## [WHAT NEEDS TO BE DONE]
Copy out all of the material exactly.

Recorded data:
[start]
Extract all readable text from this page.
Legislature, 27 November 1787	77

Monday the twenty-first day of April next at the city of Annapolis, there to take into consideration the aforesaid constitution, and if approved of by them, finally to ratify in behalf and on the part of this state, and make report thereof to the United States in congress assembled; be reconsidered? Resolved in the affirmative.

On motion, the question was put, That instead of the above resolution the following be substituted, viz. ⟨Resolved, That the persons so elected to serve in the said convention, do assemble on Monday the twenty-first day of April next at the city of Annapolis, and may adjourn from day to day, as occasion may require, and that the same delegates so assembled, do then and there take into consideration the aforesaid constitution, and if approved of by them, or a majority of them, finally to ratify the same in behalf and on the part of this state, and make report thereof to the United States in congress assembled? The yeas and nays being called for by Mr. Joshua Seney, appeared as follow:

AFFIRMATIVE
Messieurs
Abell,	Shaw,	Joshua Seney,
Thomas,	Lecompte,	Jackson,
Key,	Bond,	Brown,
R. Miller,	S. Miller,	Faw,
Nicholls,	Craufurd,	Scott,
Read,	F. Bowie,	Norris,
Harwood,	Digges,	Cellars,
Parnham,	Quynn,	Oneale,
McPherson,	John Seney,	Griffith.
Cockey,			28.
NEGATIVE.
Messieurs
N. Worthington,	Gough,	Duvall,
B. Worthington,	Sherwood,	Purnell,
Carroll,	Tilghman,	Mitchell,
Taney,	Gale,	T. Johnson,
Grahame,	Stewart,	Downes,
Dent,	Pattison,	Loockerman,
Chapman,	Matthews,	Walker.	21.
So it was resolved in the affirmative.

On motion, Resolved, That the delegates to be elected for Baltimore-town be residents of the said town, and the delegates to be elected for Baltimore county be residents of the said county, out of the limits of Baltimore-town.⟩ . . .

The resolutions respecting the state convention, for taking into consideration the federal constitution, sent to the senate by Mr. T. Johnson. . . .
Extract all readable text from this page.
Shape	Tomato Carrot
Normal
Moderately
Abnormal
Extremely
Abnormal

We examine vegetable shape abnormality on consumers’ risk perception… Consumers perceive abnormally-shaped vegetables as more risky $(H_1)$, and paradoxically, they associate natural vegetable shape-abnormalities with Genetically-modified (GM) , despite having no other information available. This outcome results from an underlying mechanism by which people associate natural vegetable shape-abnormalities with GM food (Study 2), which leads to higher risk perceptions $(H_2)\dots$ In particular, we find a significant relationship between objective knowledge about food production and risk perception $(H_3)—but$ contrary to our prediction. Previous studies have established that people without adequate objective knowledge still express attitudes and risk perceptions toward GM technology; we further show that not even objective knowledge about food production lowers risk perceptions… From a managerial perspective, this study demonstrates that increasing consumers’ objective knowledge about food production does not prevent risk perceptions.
[end]
## [RESPONSE BELOW]
Extract all readable text from this page.
Legislature, 27 November 1787	77

Monday the twenty-first day of April next at the city of Annapolis, there to take into consideration the aforesaid constitution, and if approved of by them, finally to ratify in behalf and on the part of this state, and make report thereof to the United States in congress assembled; be reconsidered? Resolved in the affirmative.

On motion, the question was put, That instead of the above resolution the following be substituted, viz. ⟨Resolved, That the persons so elected to serve in the said convention, do assemble on Monday the twenty-first day of April next at the city of Annapolis, and may adjourn from day to day, as occasion may require, and that the same delegates so assembled, do then and there take into consideration the aforesaid constitution, and if approved of by them, or a majority of them, finally to ratify the same in behalf and on the part of this state, and make report thereof to the United States in congress assembled? The yeas and nays being called for by Mr. Joshua Seney, appeared as follow:

AFFIRMATIVE
Messieurs
Abell,	Shaw,	Joshua Seney,
Thomas,	Lecompte,	Jackson,
Key,	Bond,	Brown,
R. Miller,	S. Miller,	Faw,
Nicholls,	Craufurd,	Scott,
Read,	F. Bowie,	Norris,
Harwood,	Digges,	Cellars,
Parnham,	Quynn,	Oneale,
McPherson,	John Seney,	Griffith.
Cockey,			28.
NEGATIVE.
Messieurs
N. Worthington,	Gough,	Duvall,
B. Worthington,	Sherwood,	Purnell,
Carroll,	Tilghman,	Mitchell,
Taney,	Gale,	T. Johnson,
Grahame,	Stewart,	Downes,
Dent,	Pattison,	Loockerman,
Chapman,	Matthews,	Walker.	21.
So it was resolved in the affirmative.

On motion, Resolved, That the delegates to be elected for Baltimore-town be residents of the said town, and the delegates to be elected for Baltimore county be residents of the said county, out of the limits of Baltimore-town.⟩ . . .

The resolutions respecting the state convention, for taking into consideration the federal constitution, sent to the senate by Mr. T. Johnson. . . .
Extract all readable text from this page.
Shape	Tomato Carrot
Normal
Moderately
Abnormal
Extremely
Abnormal

We examine vegetable shape abnormality on consumers’ risk perception… Consumers perceive abnormally-shaped vegetables as more risky $(H_1)$, and paradoxically, they associate natural vegetable shape-abnormalities with Genetically-modified (GM) , despite having no other information available. This outcome results from an underlying mechanism by which people associate natural vegetable shape-abnormalities with GM food (Study 2), which leads to higher risk perceptions $(H_2)\dots$ In particular, we find a significant relationship between objective knowledge about food production and risk perception $(H_3)—but$ contrary to our prediction. Previous studies have established that people without adequate objective knowledge still express attitudes and risk perceptions toward GM technology; we further show that not even objective knowledge about food production lowers risk perceptions… From a managerial perspective, this study demonstrates that increasing consumers’ objective knowledge about food production does not prevent risk perceptions.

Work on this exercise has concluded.